To be done →
In your copy, include every line of the listing below exactly but none of the pictures.

____ Exercise input

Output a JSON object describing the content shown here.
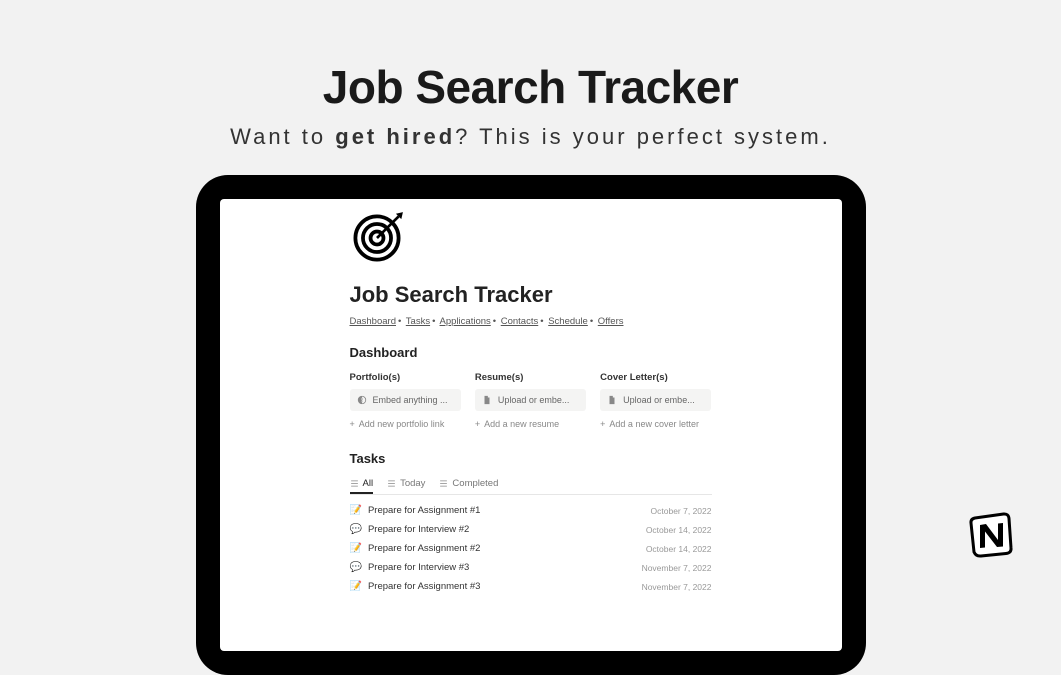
{
  "hero": {
    "title": "Job Search Tracker",
    "subtitle_pre": "Want to ",
    "subtitle_bold": "get hired",
    "subtitle_post": "? This is your perfect system."
  },
  "page": {
    "title": "Job Search Tracker",
    "breadcrumb": [
      "Dashboard",
      "Tasks",
      "Applications",
      "Contacts",
      "Schedule",
      "Offers"
    ]
  },
  "dashboard": {
    "heading": "Dashboard",
    "columns": [
      {
        "label": "Portfolio(s)",
        "placeholder": "Embed anything ...",
        "add": "Add new portfolio link",
        "icon": "embed"
      },
      {
        "label": "Resume(s)",
        "placeholder": "Upload or embe...",
        "add": "Add a new resume",
        "icon": "file"
      },
      {
        "label": "Cover Letter(s)",
        "placeholder": "Upload or embe...",
        "add": "Add a new cover letter",
        "icon": "file"
      }
    ]
  },
  "tasks": {
    "heading": "Tasks",
    "tabs": [
      {
        "label": "All",
        "active": true
      },
      {
        "label": "Today",
        "active": false
      },
      {
        "label": "Completed",
        "active": false
      }
    ],
    "rows": [
      {
        "emoji": "📝",
        "title": "Prepare for Assignment #1",
        "date": "October 7, 2022"
      },
      {
        "emoji": "💬",
        "title": "Prepare for Interview #2",
        "date": "October 14, 2022"
      },
      {
        "emoji": "📝",
        "title": "Prepare for Assignment #2",
        "date": "October 14, 2022"
      },
      {
        "emoji": "💬",
        "title": "Prepare for Interview #3",
        "date": "November 7, 2022"
      },
      {
        "emoji": "📝",
        "title": "Prepare for Assignment #3",
        "date": "November 7, 2022"
      }
    ]
  }
}
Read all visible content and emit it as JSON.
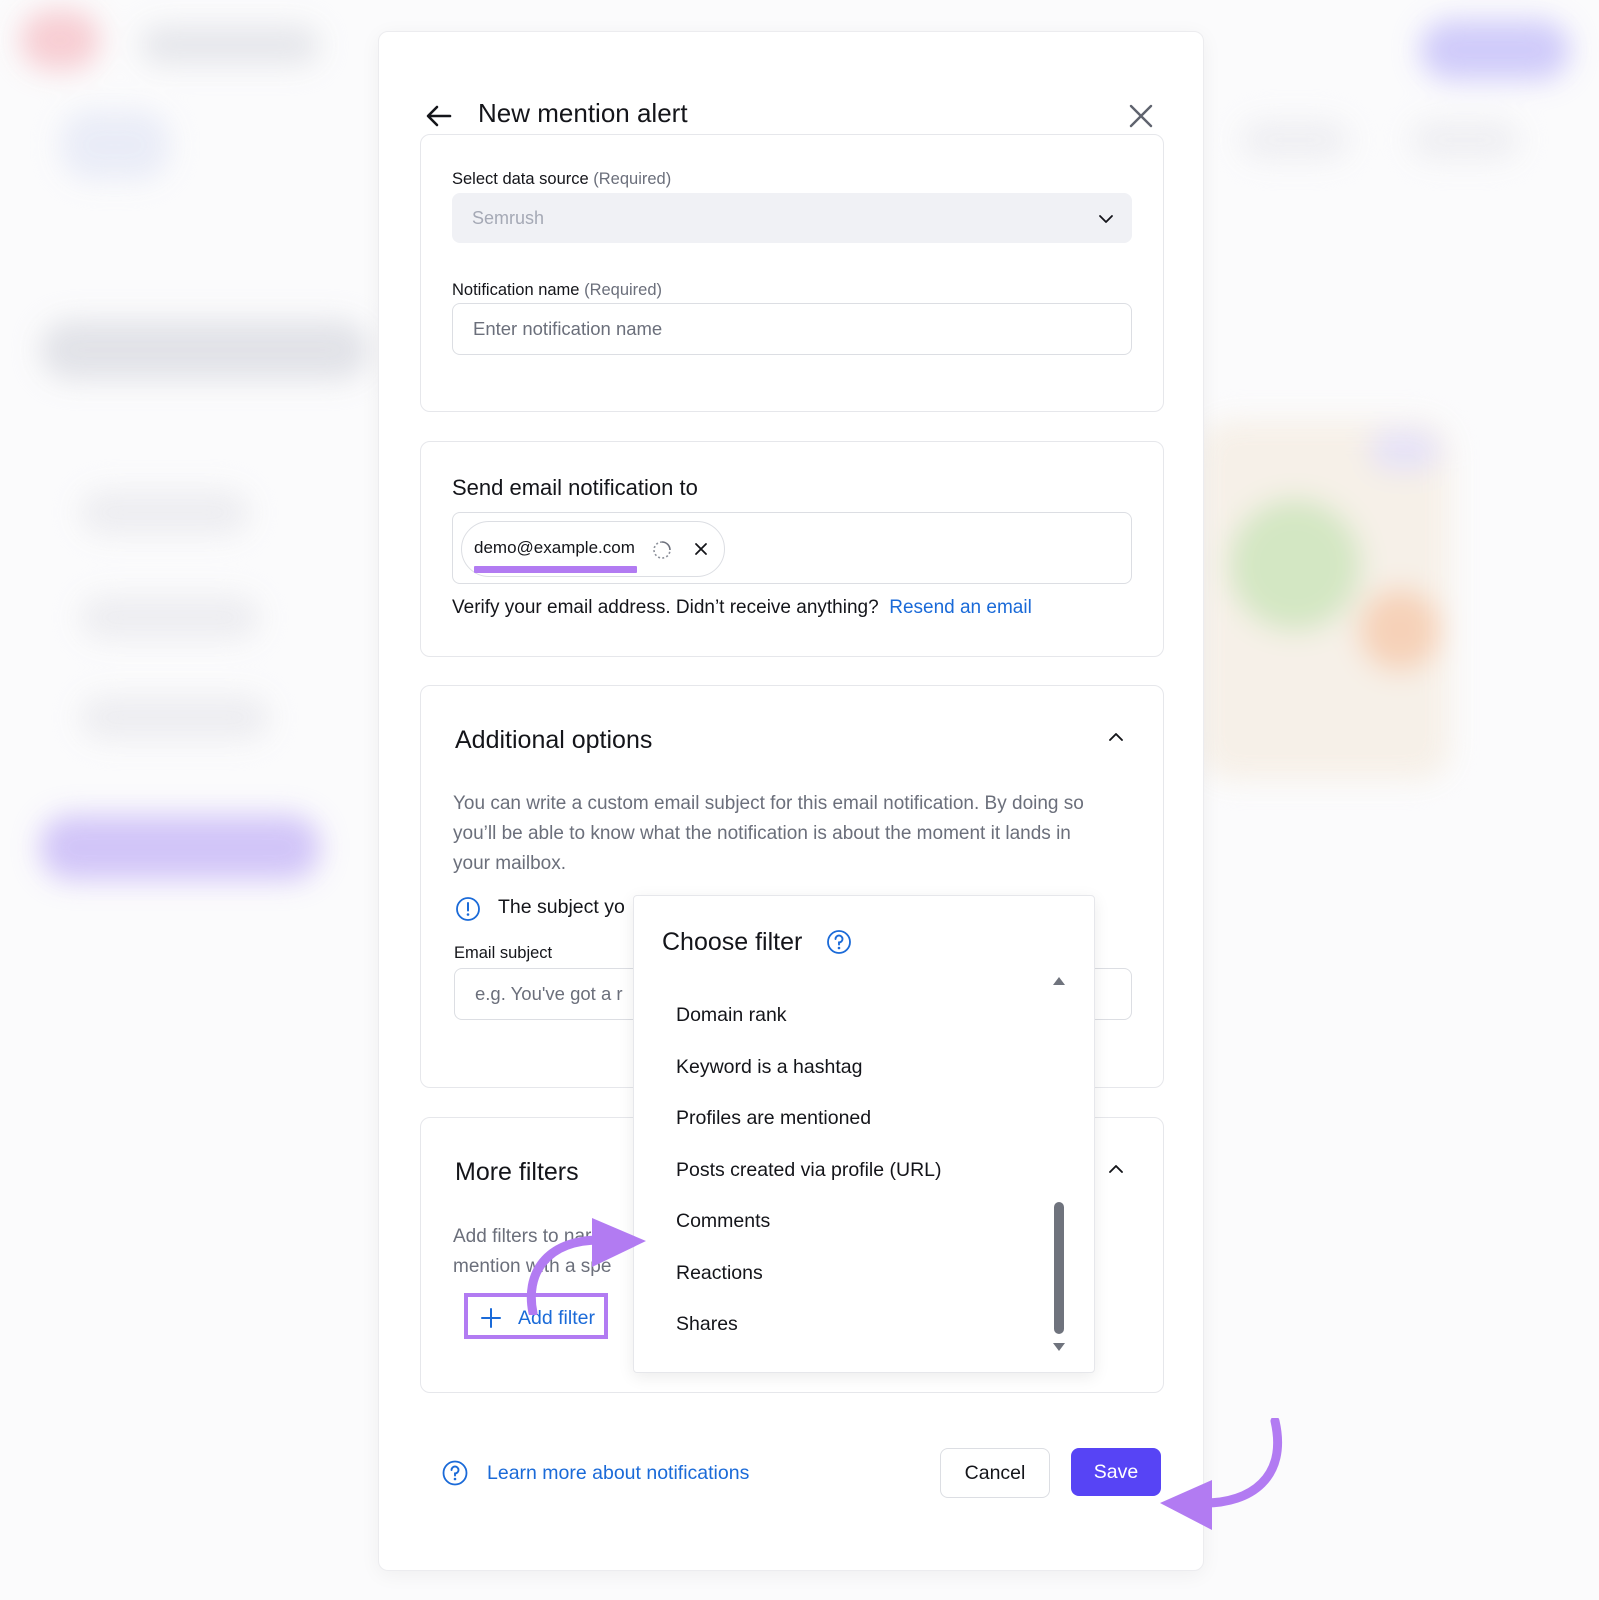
{
  "modal": {
    "title": "New mention alert"
  },
  "data_source": {
    "label": "Select data source",
    "required": "(Required)",
    "value": "Semrush"
  },
  "notification_name": {
    "label": "Notification name",
    "required": "(Required)",
    "placeholder": "Enter notification name"
  },
  "email_section": {
    "title": "Send email notification to",
    "chip_email": "demo@example.com",
    "verify_text": "Verify your email address. Didn’t receive anything?",
    "resend_link": "Resend an email"
  },
  "additional_options": {
    "title": "Additional options",
    "description": "You can write a custom email subject for this email notification. By doing so you’ll be able to know what the notification is about the moment it lands in your mailbox.",
    "warning_text": "The subject yo",
    "subject_label": "Email subject",
    "subject_placeholder": "e.g. You've got a r"
  },
  "more_filters": {
    "title": "More filters",
    "description_line1": "Add filters to narro",
    "description_line2": "mention with a spe",
    "add_filter_label": "Add filter"
  },
  "filter_dropdown": {
    "title": "Choose filter",
    "items": [
      "Domain rank",
      "Keyword is a hashtag",
      "Profiles are mentioned",
      "Posts created via profile (URL)",
      "Comments",
      "Reactions",
      "Shares"
    ]
  },
  "footer": {
    "learn_more": "Learn more about notifications",
    "cancel": "Cancel",
    "save": "Save"
  },
  "colors": {
    "accent_purple": "#b27bf2",
    "save_button": "#5744f5",
    "link_blue": "#1a6ad8"
  }
}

________

Exercise response →
Output a JSON object describing the content shown here.
{
  "hero": {
    "title": "Job Search Tracker",
    "subtitle_pre": "Want to ",
    "subtitle_bold": "get hired",
    "subtitle_post": "? This is your perfect system."
  },
  "page": {
    "title": "Job Search Tracker",
    "breadcrumb": [
      "Dashboard",
      "Tasks",
      "Applications",
      "Contacts",
      "Schedule",
      "Offers"
    ]
  },
  "dashboard": {
    "heading": "Dashboard",
    "columns": [
      {
        "label": "Portfolio(s)",
        "placeholder": "Embed anything ...",
        "add": "Add new portfolio link",
        "icon": "embed"
      },
      {
        "label": "Resume(s)",
        "placeholder": "Upload or embe...",
        "add": "Add a new resume",
        "icon": "file"
      },
      {
        "label": "Cover Letter(s)",
        "placeholder": "Upload or embe...",
        "add": "Add a new cover letter",
        "icon": "file"
      }
    ]
  },
  "tasks": {
    "heading": "Tasks",
    "tabs": [
      {
        "label": "All",
        "active": true
      },
      {
        "label": "Today",
        "active": false
      },
      {
        "label": "Completed",
        "active": false
      }
    ],
    "rows": [
      {
        "emoji": "📝",
        "title": "Prepare for Assignment #1",
        "date": "October 7, 2022"
      },
      {
        "emoji": "💬",
        "title": "Prepare for Interview #2",
        "date": "October 14, 2022"
      },
      {
        "emoji": "📝",
        "title": "Prepare for Assignment #2",
        "date": "October 14, 2022"
      },
      {
        "emoji": "💬",
        "title": "Prepare for Interview #3",
        "date": "November 7, 2022"
      },
      {
        "emoji": "📝",
        "title": "Prepare for Assignment #3",
        "date": "November 7, 2022"
      }
    ]
  }
}
Read all visible content and emit it as JSON.
{
  "modal": {
    "title": "New mention alert"
  },
  "data_source": {
    "label": "Select data source",
    "required": "(Required)",
    "value": "Semrush"
  },
  "notification_name": {
    "label": "Notification name",
    "required": "(Required)",
    "placeholder": "Enter notification name"
  },
  "email_section": {
    "title": "Send email notification to",
    "chip_email": "demo@example.com",
    "verify_text": "Verify your email address. Didn’t receive anything?",
    "resend_link": "Resend an email"
  },
  "additional_options": {
    "title": "Additional options",
    "description": "You can write a custom email subject for this email notification. By doing so you’ll be able to know what the notification is about the moment it lands in your mailbox.",
    "warning_text": "The subject yo",
    "subject_label": "Email subject",
    "subject_placeholder": "e.g. You've got a r"
  },
  "more_filters": {
    "title": "More filters",
    "description_line1": "Add filters to narro",
    "description_line2": "mention with a spe",
    "add_filter_label": "Add filter"
  },
  "filter_dropdown": {
    "title": "Choose filter",
    "items": [
      "Domain rank",
      "Keyword is a hashtag",
      "Profiles are mentioned",
      "Posts created via profile (URL)",
      "Comments",
      "Reactions",
      "Shares"
    ]
  },
  "footer": {
    "learn_more": "Learn more about notifications",
    "cancel": "Cancel",
    "save": "Save"
  },
  "colors": {
    "accent_purple": "#b27bf2",
    "save_button": "#5744f5",
    "link_blue": "#1a6ad8"
  }
}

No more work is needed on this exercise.